Data entries
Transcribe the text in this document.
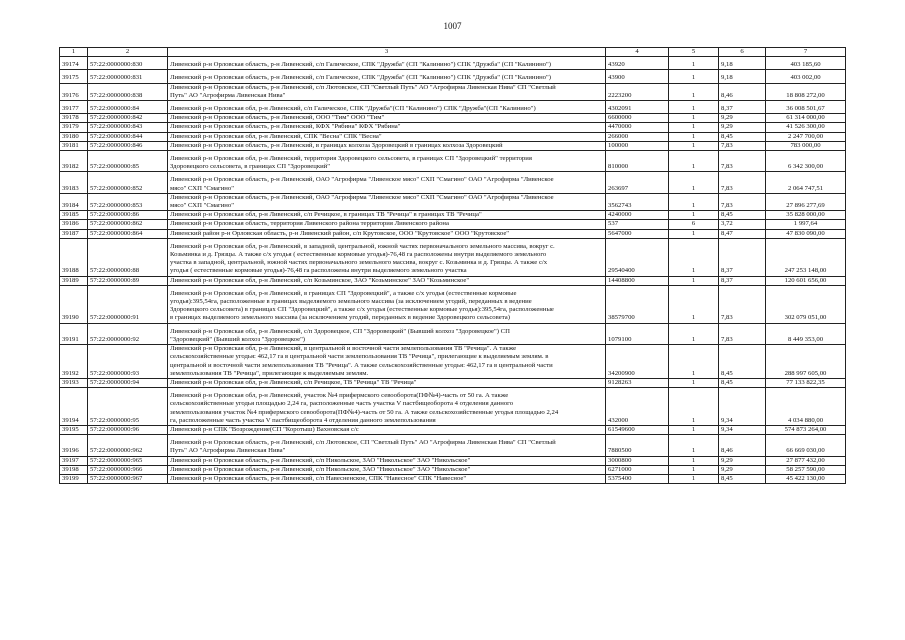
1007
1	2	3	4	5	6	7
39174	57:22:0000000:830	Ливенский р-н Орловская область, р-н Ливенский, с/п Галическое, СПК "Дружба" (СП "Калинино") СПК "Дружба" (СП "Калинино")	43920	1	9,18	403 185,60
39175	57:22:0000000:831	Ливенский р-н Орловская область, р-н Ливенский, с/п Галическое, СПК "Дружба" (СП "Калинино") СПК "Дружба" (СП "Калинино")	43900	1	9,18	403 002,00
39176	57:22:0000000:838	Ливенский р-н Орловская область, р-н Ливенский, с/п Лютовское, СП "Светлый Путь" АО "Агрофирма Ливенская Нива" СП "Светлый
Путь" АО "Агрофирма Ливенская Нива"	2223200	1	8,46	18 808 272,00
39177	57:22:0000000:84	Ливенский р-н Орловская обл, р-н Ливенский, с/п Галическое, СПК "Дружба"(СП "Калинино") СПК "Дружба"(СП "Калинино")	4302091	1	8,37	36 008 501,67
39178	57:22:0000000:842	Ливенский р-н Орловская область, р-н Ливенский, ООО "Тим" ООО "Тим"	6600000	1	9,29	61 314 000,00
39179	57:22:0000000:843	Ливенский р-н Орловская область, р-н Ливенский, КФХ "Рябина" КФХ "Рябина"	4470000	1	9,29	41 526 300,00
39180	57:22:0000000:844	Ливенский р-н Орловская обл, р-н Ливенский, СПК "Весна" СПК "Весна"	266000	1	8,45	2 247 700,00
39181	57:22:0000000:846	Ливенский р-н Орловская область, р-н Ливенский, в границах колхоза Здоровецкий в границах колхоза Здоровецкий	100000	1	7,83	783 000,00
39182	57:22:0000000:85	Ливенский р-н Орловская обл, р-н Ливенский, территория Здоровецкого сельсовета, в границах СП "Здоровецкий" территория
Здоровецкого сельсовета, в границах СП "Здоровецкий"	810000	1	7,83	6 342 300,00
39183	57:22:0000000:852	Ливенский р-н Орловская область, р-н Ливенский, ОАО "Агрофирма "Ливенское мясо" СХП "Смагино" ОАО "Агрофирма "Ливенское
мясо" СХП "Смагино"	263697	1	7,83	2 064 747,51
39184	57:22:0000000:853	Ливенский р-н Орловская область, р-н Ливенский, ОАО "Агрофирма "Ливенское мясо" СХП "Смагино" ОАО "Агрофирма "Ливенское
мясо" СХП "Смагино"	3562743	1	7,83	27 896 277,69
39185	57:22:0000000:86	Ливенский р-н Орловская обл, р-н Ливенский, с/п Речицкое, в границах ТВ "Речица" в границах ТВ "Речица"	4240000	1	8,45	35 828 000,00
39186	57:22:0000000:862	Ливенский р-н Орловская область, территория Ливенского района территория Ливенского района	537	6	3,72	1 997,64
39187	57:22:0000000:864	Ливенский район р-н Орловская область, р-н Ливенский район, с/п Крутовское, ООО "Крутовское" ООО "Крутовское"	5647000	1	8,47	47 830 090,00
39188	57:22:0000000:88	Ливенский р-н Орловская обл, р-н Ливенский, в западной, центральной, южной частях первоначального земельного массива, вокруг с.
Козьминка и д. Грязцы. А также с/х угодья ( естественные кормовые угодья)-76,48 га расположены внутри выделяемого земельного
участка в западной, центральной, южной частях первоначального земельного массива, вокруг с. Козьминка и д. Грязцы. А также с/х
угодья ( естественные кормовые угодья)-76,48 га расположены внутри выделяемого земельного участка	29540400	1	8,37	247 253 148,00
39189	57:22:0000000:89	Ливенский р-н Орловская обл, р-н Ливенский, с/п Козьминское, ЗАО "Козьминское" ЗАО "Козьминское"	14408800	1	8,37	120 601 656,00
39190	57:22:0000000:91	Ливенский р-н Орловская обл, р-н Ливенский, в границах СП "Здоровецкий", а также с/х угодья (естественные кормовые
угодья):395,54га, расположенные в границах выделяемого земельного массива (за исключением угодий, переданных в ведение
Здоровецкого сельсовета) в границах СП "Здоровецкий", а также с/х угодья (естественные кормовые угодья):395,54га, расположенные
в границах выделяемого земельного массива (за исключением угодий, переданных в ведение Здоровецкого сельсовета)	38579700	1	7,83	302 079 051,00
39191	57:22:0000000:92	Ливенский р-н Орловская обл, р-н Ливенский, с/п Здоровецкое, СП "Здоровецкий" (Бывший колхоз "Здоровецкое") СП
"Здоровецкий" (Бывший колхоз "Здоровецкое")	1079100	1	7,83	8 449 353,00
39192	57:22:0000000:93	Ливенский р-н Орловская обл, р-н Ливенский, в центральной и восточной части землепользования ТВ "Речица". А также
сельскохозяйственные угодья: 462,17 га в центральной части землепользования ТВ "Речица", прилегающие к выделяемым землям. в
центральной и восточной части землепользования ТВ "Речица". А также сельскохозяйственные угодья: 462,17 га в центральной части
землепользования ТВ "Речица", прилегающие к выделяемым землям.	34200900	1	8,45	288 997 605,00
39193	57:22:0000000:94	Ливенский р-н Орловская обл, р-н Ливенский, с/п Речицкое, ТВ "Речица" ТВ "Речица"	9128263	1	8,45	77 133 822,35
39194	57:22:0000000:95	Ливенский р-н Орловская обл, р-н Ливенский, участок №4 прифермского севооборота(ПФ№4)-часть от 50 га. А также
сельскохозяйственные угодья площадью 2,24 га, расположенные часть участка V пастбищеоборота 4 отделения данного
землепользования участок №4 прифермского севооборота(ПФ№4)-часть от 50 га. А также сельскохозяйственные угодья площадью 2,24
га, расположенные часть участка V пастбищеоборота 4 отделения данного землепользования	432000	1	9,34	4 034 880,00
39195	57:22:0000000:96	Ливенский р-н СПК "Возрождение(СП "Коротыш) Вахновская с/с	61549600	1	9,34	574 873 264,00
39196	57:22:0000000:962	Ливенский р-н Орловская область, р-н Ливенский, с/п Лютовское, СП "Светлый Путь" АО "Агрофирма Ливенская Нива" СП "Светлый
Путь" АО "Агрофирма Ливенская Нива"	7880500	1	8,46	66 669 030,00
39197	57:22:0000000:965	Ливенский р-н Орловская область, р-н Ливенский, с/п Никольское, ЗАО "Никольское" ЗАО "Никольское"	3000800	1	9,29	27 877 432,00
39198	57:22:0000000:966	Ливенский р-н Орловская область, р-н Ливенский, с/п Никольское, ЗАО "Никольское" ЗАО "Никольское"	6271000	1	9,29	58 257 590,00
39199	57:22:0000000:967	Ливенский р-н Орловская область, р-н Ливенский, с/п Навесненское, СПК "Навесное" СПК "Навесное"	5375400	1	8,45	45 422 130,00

#### Work to be completed:
Pictures appear in the records above. Output everything except them, exactly.

#### Solution for this exercise:
Transcribe the text in this document.
1007
1	2	3	4	5	6	7
39174	57:22:0000000:830	Ливенский р-н Орловская область, р-н Ливенский, с/п Галическое, СПК "Дружба" (СП "Калинино") СПК "Дружба" (СП "Калинино")	43920	1	9,18	403 185,60
39175	57:22:0000000:831	Ливенский р-н Орловская область, р-н Ливенский, с/п Галическое, СПК "Дружба" (СП "Калинино") СПК "Дружба" (СП "Калинино")	43900	1	9,18	403 002,00
39176	57:22:0000000:838	Ливенский р-н Орловская область, р-н Ливенский, с/п Лютовское, СП "Светлый Путь" АО "Агрофирма Ливенская Нива" СП "Светлый
Путь" АО "Агрофирма Ливенская Нива"	2223200	1	8,46	18 808 272,00
39177	57:22:0000000:84	Ливенский р-н Орловская обл, р-н Ливенский, с/п Галическое, СПК "Дружба"(СП "Калинино") СПК "Дружба"(СП "Калинино")	4302091	1	8,37	36 008 501,67
39178	57:22:0000000:842	Ливенский р-н Орловская область, р-н Ливенский, ООО "Тим" ООО "Тим"	6600000	1	9,29	61 314 000,00
39179	57:22:0000000:843	Ливенский р-н Орловская область, р-н Ливенский, КФХ "Рябина" КФХ "Рябина"	4470000	1	9,29	41 526 300,00
39180	57:22:0000000:844	Ливенский р-н Орловская обл, р-н Ливенский, СПК "Весна" СПК "Весна"	266000	1	8,45	2 247 700,00
39181	57:22:0000000:846	Ливенский р-н Орловская область, р-н Ливенский, в границах колхоза Здоровецкий в границах колхоза Здоровецкий	100000	1	7,83	783 000,00
39182	57:22:0000000:85	Ливенский р-н Орловская обл, р-н Ливенский, территория Здоровецкого сельсовета, в границах СП "Здоровецкий" территория
Здоровецкого сельсовета, в границах СП "Здоровецкий"	810000	1	7,83	6 342 300,00
39183	57:22:0000000:852	Ливенский р-н Орловская область, р-н Ливенский, ОАО "Агрофирма "Ливенское мясо" СХП "Смагино" ОАО "Агрофирма "Ливенское
мясо" СХП "Смагино"	263697	1	7,83	2 064 747,51
39184	57:22:0000000:853	Ливенский р-н Орловская область, р-н Ливенский, ОАО "Агрофирма "Ливенское мясо" СХП "Смагино" ОАО "Агрофирма "Ливенское
мясо" СХП "Смагино"	3562743	1	7,83	27 896 277,69
39185	57:22:0000000:86	Ливенский р-н Орловская обл, р-н Ливенский, с/п Речицкое, в границах ТВ "Речица" в границах ТВ "Речица"	4240000	1	8,45	35 828 000,00
39186	57:22:0000000:862	Ливенский р-н Орловская область, территория Ливенского района территория Ливенского района	537	6	3,72	1 997,64
39187	57:22:0000000:864	Ливенский район р-н Орловская область, р-н Ливенский район, с/п Крутовское, ООО "Крутовское" ООО "Крутовское"	5647000	1	8,47	47 830 090,00
39188	57:22:0000000:88	Ливенский р-н Орловская обл, р-н Ливенский, в западной, центральной, южной частях первоначального земельного массива, вокруг с.
Козьминка и д. Грязцы. А также с/х угодья ( естественные кормовые угодья)-76,48 га расположены внутри выделяемого земельного
участка в западной, центральной, южной частях первоначального земельного массива, вокруг с. Козьминка и д. Грязцы. А также с/х
угодья ( естественные кормовые угодья)-76,48 га расположены внутри выделяемого земельного участка	29540400	1	8,37	247 253 148,00
39189	57:22:0000000:89	Ливенский р-н Орловская обл, р-н Ливенский, с/п Козьминское, ЗАО "Козьминское" ЗАО "Козьминское"	14408800	1	8,37	120 601 656,00
39190	57:22:0000000:91	Ливенский р-н Орловская обл, р-н Ливенский, в границах СП "Здоровецкий", а также с/х угодья (естественные кормовые
угодья):395,54га, расположенные в границах выделяемого земельного массива (за исключением угодий, переданных в ведение
Здоровецкого сельсовета) в границах СП "Здоровецкий", а также с/х угодья (естественные кормовые угодья):395,54га, расположенные
в границах выделяемого земельного массива (за исключением угодий, переданных в ведение Здоровецкого сельсовета)	38579700	1	7,83	302 079 051,00
39191	57:22:0000000:92	Ливенский р-н Орловская обл, р-н Ливенский, с/п Здоровецкое, СП "Здоровецкий" (Бывший колхоз "Здоровецкое") СП
"Здоровецкий" (Бывший колхоз "Здоровецкое")	1079100	1	7,83	8 449 353,00
39192	57:22:0000000:93	Ливенский р-н Орловская обл, р-н Ливенский, в центральной и восточной части землепользования ТВ "Речица". А также
сельскохозяйственные угодья: 462,17 га в центральной части землепользования ТВ "Речица", прилегающие к выделяемым землям. в
центральной и восточной части землепользования ТВ "Речица". А также сельскохозяйственные угодья: 462,17 га в центральной части
землепользования ТВ "Речица", прилегающие к выделяемым землям.	34200900	1	8,45	288 997 605,00
39193	57:22:0000000:94	Ливенский р-н Орловская обл, р-н Ливенский, с/п Речицкое, ТВ "Речица" ТВ "Речица"	9128263	1	8,45	77 133 822,35
39194	57:22:0000000:95	Ливенский р-н Орловская обл, р-н Ливенский, участок №4 прифермского севооборота(ПФ№4)-часть от 50 га. А также
сельскохозяйственные угодья площадью 2,24 га, расположенные часть участка V пастбищеоборота 4 отделения данного
землепользования участок №4 прифермского севооборота(ПФ№4)-часть от 50 га. А также сельскохозяйственные угодья площадью 2,24
га, расположенные часть участка V пастбищеоборота 4 отделения данного землепользования	432000	1	9,34	4 034 880,00
39195	57:22:0000000:96	Ливенский р-н СПК "Возрождение(СП "Коротыш) Вахновская с/с	61549600	1	9,34	574 873 264,00
39196	57:22:0000000:962	Ливенский р-н Орловская область, р-н Ливенский, с/п Лютовское, СП "Светлый Путь" АО "Агрофирма Ливенская Нива" СП "Светлый
Путь" АО "Агрофирма Ливенская Нива"	7880500	1	8,46	66 669 030,00
39197	57:22:0000000:965	Ливенский р-н Орловская область, р-н Ливенский, с/п Никольское, ЗАО "Никольское" ЗАО "Никольское"	3000800	1	9,29	27 877 432,00
39198	57:22:0000000:966	Ливенский р-н Орловская область, р-н Ливенский, с/п Никольское, ЗАО "Никольское" ЗАО "Никольское"	6271000	1	9,29	58 257 590,00
39199	57:22:0000000:967	Ливенский р-н Орловская область, р-н Ливенский, с/п Навесненское, СПК "Навесное" СПК "Навесное"	5375400	1	8,45	45 422 130,00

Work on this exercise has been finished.